-- Begin --

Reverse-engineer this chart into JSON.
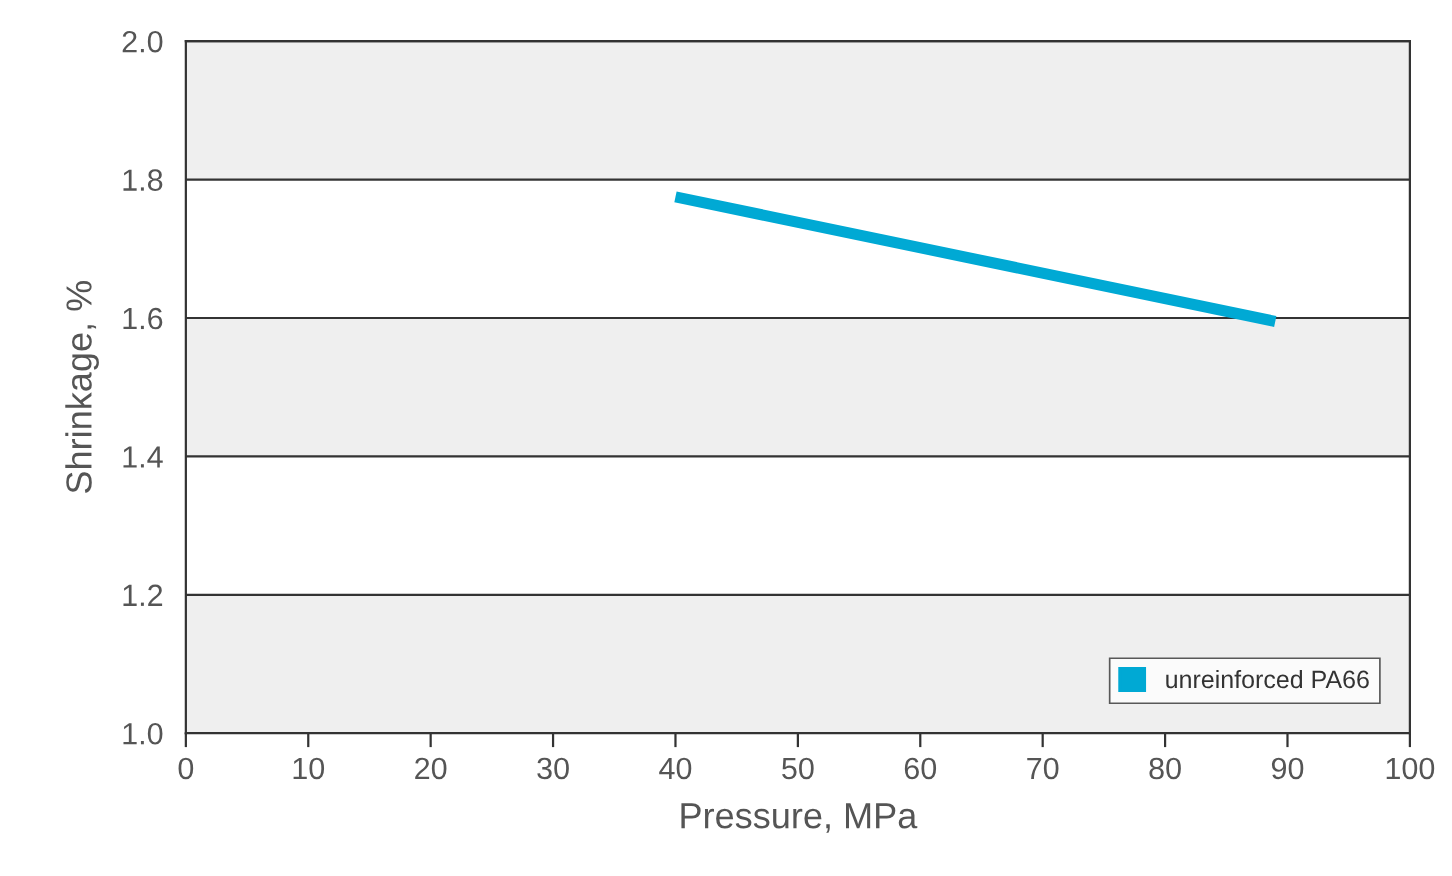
{
  "chart_data": {
    "type": "line",
    "xlabel": "Pressure, MPa",
    "ylabel": "Shrinkage, %",
    "x": [
      40,
      89
    ],
    "series": [
      {
        "name": "unreinforced PA66",
        "color": "#00a9d4",
        "values": [
          1.775,
          1.595
        ]
      }
    ],
    "xlim": [
      0,
      100
    ],
    "xticks": [
      0,
      10,
      20,
      30,
      40,
      50,
      60,
      70,
      80,
      90,
      100
    ],
    "ylim": [
      1.0,
      2.0
    ],
    "yticks": [
      {
        "value": 1.0,
        "label": "1.0"
      },
      {
        "value": 1.2,
        "label": "1.2"
      },
      {
        "value": 1.4,
        "label": "1.4"
      },
      {
        "value": 1.6,
        "label": "1.6"
      },
      {
        "value": 1.8,
        "label": "1.8"
      },
      {
        "value": 2.0,
        "label": "2.0"
      }
    ],
    "bands": [
      {
        "axis": "y",
        "from": 1.0,
        "to": 1.2,
        "color": "#efefef"
      },
      {
        "axis": "y",
        "from": 1.4,
        "to": 1.6,
        "color": "#efefef"
      },
      {
        "axis": "y",
        "from": 1.8,
        "to": 2.0,
        "color": "#efefef"
      }
    ],
    "grid": "y",
    "legend": "bottom right",
    "marker": "none",
    "line_style": "solid"
  }
}
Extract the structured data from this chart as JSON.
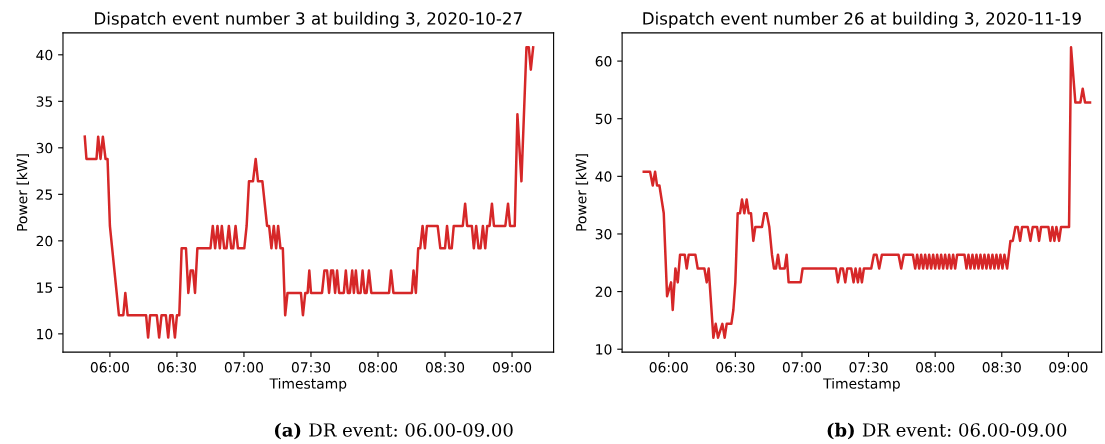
{
  "chart_data": [
    {
      "type": "line",
      "title": "Dispatch event number 3 at building 3, 2020-10-27",
      "xlabel": "Timestamp",
      "ylabel": "Power [kW]",
      "annotations": [
        "(a) DR event: 06.00-09.00"
      ],
      "xlim": [
        5.65,
        9.31
      ],
      "ylim": [
        8.04,
        42.36
      ],
      "xticks": [
        {
          "value": 6,
          "label": "06:00"
        },
        {
          "value": 6.5,
          "label": "06:30"
        },
        {
          "value": 7,
          "label": "07:00"
        },
        {
          "value": 7.5,
          "label": "07:30"
        },
        {
          "value": 8,
          "label": "08:00"
        },
        {
          "value": 8.5,
          "label": "08:30"
        },
        {
          "value": 9,
          "label": "09:00"
        }
      ],
      "yticks": [
        10,
        15,
        20,
        25,
        30,
        35,
        40
      ],
      "series": [
        {
          "color": "#d62728",
          "x": [
            5.8125,
            5.825,
            5.9,
            5.9125,
            5.93,
            5.9475,
            5.9675,
            5.9825,
            6.0,
            6.0675,
            6.1,
            6.115,
            6.1325,
            6.27,
            6.285,
            6.3,
            6.35,
            6.3675,
            6.385,
            6.4175,
            6.435,
            6.45,
            6.4675,
            6.485,
            6.5,
            6.5175,
            6.535,
            6.5675,
            6.585,
            6.6025,
            6.62,
            6.635,
            6.6525,
            6.75,
            6.7675,
            6.785,
            6.8025,
            6.82,
            6.835,
            6.8525,
            6.87,
            6.8875,
            6.905,
            6.92,
            6.9375,
            6.955,
            7.0025,
            7.02,
            7.0375,
            7.0675,
            7.0875,
            7.105,
            7.1375,
            7.1725,
            7.1875,
            7.205,
            7.2225,
            7.24,
            7.255,
            7.2725,
            7.29,
            7.3075,
            7.325,
            7.425,
            7.44,
            7.4575,
            7.475,
            7.4875,
            7.5,
            7.5825,
            7.6,
            7.62,
            7.635,
            7.65,
            7.665,
            7.68,
            7.695,
            7.71,
            7.745,
            7.76,
            7.775,
            7.79,
            7.8075,
            7.82,
            7.835,
            7.85,
            7.87,
            7.885,
            7.9,
            7.915,
            7.9325,
            7.95,
            8.0825,
            8.0975,
            8.115,
            8.2525,
            8.265,
            8.2825,
            8.3,
            8.315,
            8.3325,
            8.35,
            8.365,
            8.445,
            8.465,
            8.5,
            8.515,
            8.5325,
            8.55,
            8.565,
            8.6325,
            8.65,
            8.665,
            8.7,
            8.715,
            8.7325,
            8.75,
            8.765,
            8.7825,
            8.8,
            8.815,
            8.8325,
            8.85,
            8.865,
            8.95,
            8.97,
            8.985,
            9.02,
            9.04,
            9.07,
            9.1075,
            9.125,
            9.14,
            9.1575
          ],
          "values": [
            31.2,
            28.8,
            28.8,
            31.2,
            28.8,
            31.2,
            28.8,
            28.8,
            21.6,
            12.0,
            12.0,
            14.4,
            12.0,
            12.0,
            9.6,
            12.0,
            12.0,
            9.6,
            12.0,
            12.0,
            9.6,
            12.0,
            12.0,
            9.6,
            12.0,
            12.0,
            19.2,
            19.2,
            14.4,
            16.8,
            16.8,
            14.4,
            19.2,
            19.2,
            21.6,
            19.2,
            21.6,
            19.2,
            21.6,
            19.2,
            19.2,
            21.6,
            19.2,
            19.2,
            21.6,
            19.2,
            19.2,
            21.6,
            26.4,
            26.4,
            28.8,
            26.4,
            26.4,
            21.6,
            21.6,
            19.2,
            21.6,
            19.2,
            21.6,
            19.2,
            19.2,
            12.0,
            14.4,
            14.4,
            12.0,
            14.4,
            14.4,
            16.8,
            14.4,
            14.4,
            16.8,
            16.8,
            14.4,
            16.8,
            16.8,
            14.4,
            16.8,
            14.4,
            14.4,
            16.8,
            14.4,
            14.4,
            16.8,
            14.4,
            16.8,
            14.4,
            14.4,
            16.8,
            14.4,
            14.4,
            16.8,
            14.4,
            14.4,
            16.8,
            14.4,
            14.4,
            16.8,
            14.4,
            19.2,
            19.2,
            21.6,
            19.2,
            21.6,
            21.6,
            19.2,
            19.2,
            21.6,
            19.2,
            19.2,
            21.6,
            21.6,
            24.0,
            21.6,
            21.6,
            19.2,
            21.6,
            19.2,
            19.2,
            21.6,
            19.2,
            21.6,
            21.6,
            24.0,
            21.6,
            21.6,
            24.0,
            21.6,
            21.6,
            33.6,
            26.4,
            40.8,
            40.8,
            38.4,
            40.8
          ]
        }
      ]
    },
    {
      "type": "line",
      "title": "Dispatch event number 26 at building 3, 2020-11-19",
      "xlabel": "Timestamp",
      "ylabel": "Power [kW]",
      "annotations": [
        "(b) DR event: 06.00-09.00"
      ],
      "xlim": [
        5.65,
        9.25
      ],
      "ylim": [
        9.5,
        64.9
      ],
      "xticks": [
        {
          "value": 6,
          "label": "06:00"
        },
        {
          "value": 6.5,
          "label": "06:30"
        },
        {
          "value": 7,
          "label": "07:00"
        },
        {
          "value": 7.5,
          "label": "07:30"
        },
        {
          "value": 8,
          "label": "08:00"
        },
        {
          "value": 8.5,
          "label": "08:30"
        },
        {
          "value": 9,
          "label": "09:00"
        }
      ],
      "yticks": [
        10,
        20,
        30,
        40,
        50,
        60
      ],
      "series": [
        {
          "color": "#d62728",
          "x": [
            5.8125,
            5.86,
            5.88,
            5.8975,
            5.9125,
            5.93,
            5.9625,
            5.9875,
            6.0175,
            6.03,
            6.05,
            6.0675,
            6.085,
            6.12,
            6.135,
            6.15,
            6.2,
            6.2175,
            6.2675,
            6.285,
            6.3,
            6.335,
            6.3525,
            6.37,
            6.4025,
            6.42,
            6.435,
            6.47,
            6.485,
            6.5,
            6.5175,
            6.535,
            6.55,
            6.5675,
            6.585,
            6.6,
            6.6175,
            6.635,
            6.65,
            6.7,
            6.7175,
            6.735,
            6.755,
            6.775,
            6.79,
            6.805,
            6.82,
            6.835,
            6.87,
            6.885,
            6.9,
            6.99,
            7.005,
            7.255,
            7.27,
            7.29,
            7.3075,
            7.325,
            7.34,
            7.37,
            7.3875,
            7.4025,
            7.42,
            7.435,
            7.45,
            7.465,
            7.52,
            7.54,
            7.56,
            7.58,
            7.6,
            7.725,
            7.745,
            7.765,
            7.8325,
            7.85,
            7.865,
            7.88,
            7.895,
            7.91,
            7.925,
            7.94,
            7.955,
            7.97,
            7.985,
            8.0,
            8.015,
            8.03,
            8.045,
            8.06,
            8.075,
            8.09,
            8.105,
            8.12,
            8.135,
            8.15,
            8.165,
            8.22,
            8.235,
            8.25,
            8.265,
            8.28,
            8.295,
            8.31,
            8.325,
            8.34,
            8.355,
            8.37,
            8.385,
            8.4,
            8.415,
            8.43,
            8.445,
            8.46,
            8.475,
            8.49,
            8.505,
            8.52,
            8.54,
            8.565,
            8.5825,
            8.6025,
            8.62,
            8.6375,
            8.6525,
            8.695,
            8.715,
            8.7325,
            8.765,
            8.78,
            8.795,
            8.85,
            8.865,
            8.88,
            8.895,
            8.91,
            8.93,
            8.945,
            9.005,
            9.02,
            9.0525,
            9.09,
            9.1075,
            9.125,
            9.1625
          ],
          "values": [
            40.8,
            40.8,
            38.4,
            40.8,
            38.4,
            38.4,
            33.6,
            19.2,
            21.6,
            16.8,
            24.0,
            21.6,
            26.4,
            26.4,
            24.0,
            26.4,
            26.4,
            24.0,
            24.0,
            21.6,
            24.0,
            12.0,
            14.4,
            12.0,
            14.4,
            12.0,
            14.4,
            14.4,
            16.8,
            21.6,
            33.6,
            33.6,
            36.0,
            33.6,
            36.0,
            33.6,
            33.6,
            28.8,
            31.2,
            31.2,
            33.6,
            33.6,
            31.2,
            26.4,
            24.0,
            24.0,
            26.4,
            24.0,
            24.0,
            26.4,
            21.6,
            21.6,
            24.0,
            24.0,
            21.6,
            24.0,
            24.0,
            21.6,
            24.0,
            24.0,
            21.6,
            24.0,
            21.6,
            24.0,
            21.6,
            24.0,
            24.0,
            26.4,
            26.4,
            24.0,
            26.4,
            26.4,
            24.0,
            26.4,
            26.4,
            24.0,
            26.4,
            24.0,
            26.4,
            24.0,
            26.4,
            24.0,
            26.4,
            24.0,
            26.4,
            24.0,
            26.4,
            24.0,
            26.4,
            24.0,
            26.4,
            24.0,
            26.4,
            24.0,
            26.4,
            24.0,
            26.4,
            26.4,
            24.0,
            26.4,
            24.0,
            26.4,
            24.0,
            26.4,
            24.0,
            26.4,
            24.0,
            26.4,
            24.0,
            26.4,
            24.0,
            26.4,
            24.0,
            26.4,
            24.0,
            26.4,
            24.0,
            26.4,
            24.0,
            28.8,
            28.8,
            31.2,
            31.2,
            28.8,
            31.2,
            31.2,
            28.8,
            31.2,
            31.2,
            28.8,
            31.2,
            31.2,
            28.8,
            31.2,
            28.8,
            31.2,
            28.8,
            31.2,
            31.2,
            62.4,
            52.8,
            52.8,
            55.2,
            52.8,
            52.8
          ]
        }
      ]
    }
  ]
}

-- End --

EXERCISE REQUIREMENTS
Count up every line above that has the word "building" in it; answer with the number alone.

WORKED ANSWER
2